### PROBLEM TO WORK ON
Gather up the lines with the word "document" in them.

===== DATA SUPPLIED =====

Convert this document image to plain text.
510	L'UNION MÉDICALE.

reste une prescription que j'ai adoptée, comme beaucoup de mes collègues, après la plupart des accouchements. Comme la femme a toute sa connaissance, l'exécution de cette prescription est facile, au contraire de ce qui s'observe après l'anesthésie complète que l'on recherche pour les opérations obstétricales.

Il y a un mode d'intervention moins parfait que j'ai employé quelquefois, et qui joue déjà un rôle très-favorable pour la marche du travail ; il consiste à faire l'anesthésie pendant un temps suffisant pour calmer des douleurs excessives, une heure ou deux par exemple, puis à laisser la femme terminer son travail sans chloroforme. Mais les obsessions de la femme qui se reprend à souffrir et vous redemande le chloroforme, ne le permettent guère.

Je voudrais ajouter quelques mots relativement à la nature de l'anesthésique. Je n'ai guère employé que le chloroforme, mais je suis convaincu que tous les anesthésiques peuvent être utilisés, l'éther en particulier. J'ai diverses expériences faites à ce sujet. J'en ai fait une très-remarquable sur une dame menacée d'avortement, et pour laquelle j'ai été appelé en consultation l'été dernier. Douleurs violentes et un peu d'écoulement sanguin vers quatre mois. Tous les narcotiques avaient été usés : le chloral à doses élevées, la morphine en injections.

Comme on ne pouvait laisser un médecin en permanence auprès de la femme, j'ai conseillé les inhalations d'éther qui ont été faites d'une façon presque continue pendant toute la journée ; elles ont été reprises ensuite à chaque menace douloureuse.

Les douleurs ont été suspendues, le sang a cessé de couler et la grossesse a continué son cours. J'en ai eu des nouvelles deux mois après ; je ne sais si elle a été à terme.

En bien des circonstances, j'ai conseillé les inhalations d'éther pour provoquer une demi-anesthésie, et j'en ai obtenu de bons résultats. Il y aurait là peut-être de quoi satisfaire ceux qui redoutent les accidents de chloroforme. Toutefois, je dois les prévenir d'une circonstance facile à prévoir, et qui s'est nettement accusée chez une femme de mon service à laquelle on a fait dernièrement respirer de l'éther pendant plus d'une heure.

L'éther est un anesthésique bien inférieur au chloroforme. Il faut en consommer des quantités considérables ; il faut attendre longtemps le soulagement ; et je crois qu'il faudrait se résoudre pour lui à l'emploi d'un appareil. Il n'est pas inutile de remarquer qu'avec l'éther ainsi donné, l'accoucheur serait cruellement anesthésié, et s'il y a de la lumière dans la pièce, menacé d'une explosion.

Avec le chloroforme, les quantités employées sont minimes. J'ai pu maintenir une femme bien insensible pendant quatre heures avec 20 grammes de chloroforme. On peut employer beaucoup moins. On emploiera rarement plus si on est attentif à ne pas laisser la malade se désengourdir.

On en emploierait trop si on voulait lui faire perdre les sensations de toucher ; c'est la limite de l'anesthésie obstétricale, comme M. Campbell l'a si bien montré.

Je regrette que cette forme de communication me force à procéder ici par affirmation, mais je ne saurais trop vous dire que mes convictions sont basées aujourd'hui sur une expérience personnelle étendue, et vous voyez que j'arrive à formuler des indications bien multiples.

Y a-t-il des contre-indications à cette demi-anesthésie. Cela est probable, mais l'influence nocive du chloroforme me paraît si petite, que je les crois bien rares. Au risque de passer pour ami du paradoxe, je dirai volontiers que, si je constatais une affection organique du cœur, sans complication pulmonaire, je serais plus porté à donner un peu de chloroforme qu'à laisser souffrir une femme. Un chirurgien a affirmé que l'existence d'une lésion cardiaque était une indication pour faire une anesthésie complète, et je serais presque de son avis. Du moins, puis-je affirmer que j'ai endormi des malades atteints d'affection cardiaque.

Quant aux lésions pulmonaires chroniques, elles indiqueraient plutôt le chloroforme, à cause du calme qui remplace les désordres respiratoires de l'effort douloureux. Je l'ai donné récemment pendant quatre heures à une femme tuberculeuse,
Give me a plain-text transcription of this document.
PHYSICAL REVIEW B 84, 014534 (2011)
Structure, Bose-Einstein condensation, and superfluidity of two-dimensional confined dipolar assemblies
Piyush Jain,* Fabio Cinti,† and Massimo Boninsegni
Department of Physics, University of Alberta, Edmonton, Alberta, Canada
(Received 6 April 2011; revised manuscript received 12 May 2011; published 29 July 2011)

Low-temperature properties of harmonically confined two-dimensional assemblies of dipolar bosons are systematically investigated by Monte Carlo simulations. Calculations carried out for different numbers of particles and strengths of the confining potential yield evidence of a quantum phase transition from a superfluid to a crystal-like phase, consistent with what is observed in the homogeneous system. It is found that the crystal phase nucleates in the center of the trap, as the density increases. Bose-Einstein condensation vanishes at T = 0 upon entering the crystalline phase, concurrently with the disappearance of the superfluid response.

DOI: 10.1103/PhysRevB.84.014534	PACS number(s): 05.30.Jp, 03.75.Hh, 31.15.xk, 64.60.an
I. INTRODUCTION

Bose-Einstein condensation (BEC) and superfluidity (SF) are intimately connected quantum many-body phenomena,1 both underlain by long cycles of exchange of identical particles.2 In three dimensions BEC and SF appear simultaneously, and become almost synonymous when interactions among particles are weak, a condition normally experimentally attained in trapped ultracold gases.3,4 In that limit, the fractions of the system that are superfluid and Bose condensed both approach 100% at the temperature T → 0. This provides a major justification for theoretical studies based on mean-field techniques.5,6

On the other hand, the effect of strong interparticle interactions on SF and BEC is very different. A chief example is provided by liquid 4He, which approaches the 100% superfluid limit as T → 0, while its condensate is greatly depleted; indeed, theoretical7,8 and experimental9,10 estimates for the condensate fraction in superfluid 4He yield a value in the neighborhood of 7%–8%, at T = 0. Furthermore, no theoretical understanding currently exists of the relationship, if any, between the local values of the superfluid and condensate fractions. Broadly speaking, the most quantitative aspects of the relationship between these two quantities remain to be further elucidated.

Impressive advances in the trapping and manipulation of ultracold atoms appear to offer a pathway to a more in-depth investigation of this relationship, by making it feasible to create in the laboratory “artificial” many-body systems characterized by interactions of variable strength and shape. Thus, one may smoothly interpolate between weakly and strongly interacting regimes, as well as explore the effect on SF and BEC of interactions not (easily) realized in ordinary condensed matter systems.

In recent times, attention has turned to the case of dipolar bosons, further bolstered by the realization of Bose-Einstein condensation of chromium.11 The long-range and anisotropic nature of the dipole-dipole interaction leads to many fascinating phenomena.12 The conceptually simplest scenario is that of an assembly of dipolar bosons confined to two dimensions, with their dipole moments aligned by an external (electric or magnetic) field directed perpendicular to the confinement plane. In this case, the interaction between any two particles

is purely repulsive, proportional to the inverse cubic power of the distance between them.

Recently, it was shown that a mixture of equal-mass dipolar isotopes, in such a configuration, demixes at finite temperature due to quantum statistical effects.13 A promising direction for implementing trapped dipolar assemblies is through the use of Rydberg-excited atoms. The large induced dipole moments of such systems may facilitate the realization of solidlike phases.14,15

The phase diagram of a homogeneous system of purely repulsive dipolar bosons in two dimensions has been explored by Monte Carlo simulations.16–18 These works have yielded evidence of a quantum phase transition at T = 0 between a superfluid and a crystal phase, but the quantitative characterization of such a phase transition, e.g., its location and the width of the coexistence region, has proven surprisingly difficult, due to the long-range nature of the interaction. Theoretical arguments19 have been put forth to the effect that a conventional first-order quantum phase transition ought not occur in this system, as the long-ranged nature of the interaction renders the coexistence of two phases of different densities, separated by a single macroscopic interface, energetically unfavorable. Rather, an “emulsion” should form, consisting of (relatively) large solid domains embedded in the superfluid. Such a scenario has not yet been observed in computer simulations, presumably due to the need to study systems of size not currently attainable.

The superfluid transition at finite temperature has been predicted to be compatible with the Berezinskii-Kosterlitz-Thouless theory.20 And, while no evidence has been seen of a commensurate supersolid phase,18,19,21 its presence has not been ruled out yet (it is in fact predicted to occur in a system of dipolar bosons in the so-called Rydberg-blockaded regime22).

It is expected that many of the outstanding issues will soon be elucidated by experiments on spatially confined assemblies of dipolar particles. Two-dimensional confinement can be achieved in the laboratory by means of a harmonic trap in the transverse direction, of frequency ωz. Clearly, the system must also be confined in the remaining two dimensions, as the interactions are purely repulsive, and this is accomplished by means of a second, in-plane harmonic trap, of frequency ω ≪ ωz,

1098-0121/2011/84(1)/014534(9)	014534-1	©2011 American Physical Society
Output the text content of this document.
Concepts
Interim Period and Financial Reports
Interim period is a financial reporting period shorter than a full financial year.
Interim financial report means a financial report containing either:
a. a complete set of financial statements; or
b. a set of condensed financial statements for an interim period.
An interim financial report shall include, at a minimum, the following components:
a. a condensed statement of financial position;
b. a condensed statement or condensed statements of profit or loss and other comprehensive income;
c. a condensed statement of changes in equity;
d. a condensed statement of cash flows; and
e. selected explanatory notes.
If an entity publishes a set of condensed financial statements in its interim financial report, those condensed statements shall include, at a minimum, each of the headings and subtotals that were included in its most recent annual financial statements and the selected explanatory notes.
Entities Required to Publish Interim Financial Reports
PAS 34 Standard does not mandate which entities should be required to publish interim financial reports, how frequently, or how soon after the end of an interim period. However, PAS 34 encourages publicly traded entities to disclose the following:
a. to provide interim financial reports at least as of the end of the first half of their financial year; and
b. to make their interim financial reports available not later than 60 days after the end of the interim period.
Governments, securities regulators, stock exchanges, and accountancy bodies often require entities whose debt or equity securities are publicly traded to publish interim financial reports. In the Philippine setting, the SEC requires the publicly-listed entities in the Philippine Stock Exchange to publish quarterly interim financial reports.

=====

### EXERCISE ANSWER
Convert this document image to plain text.
Give me a plain-text transcription of this document.
Output the text content of this document.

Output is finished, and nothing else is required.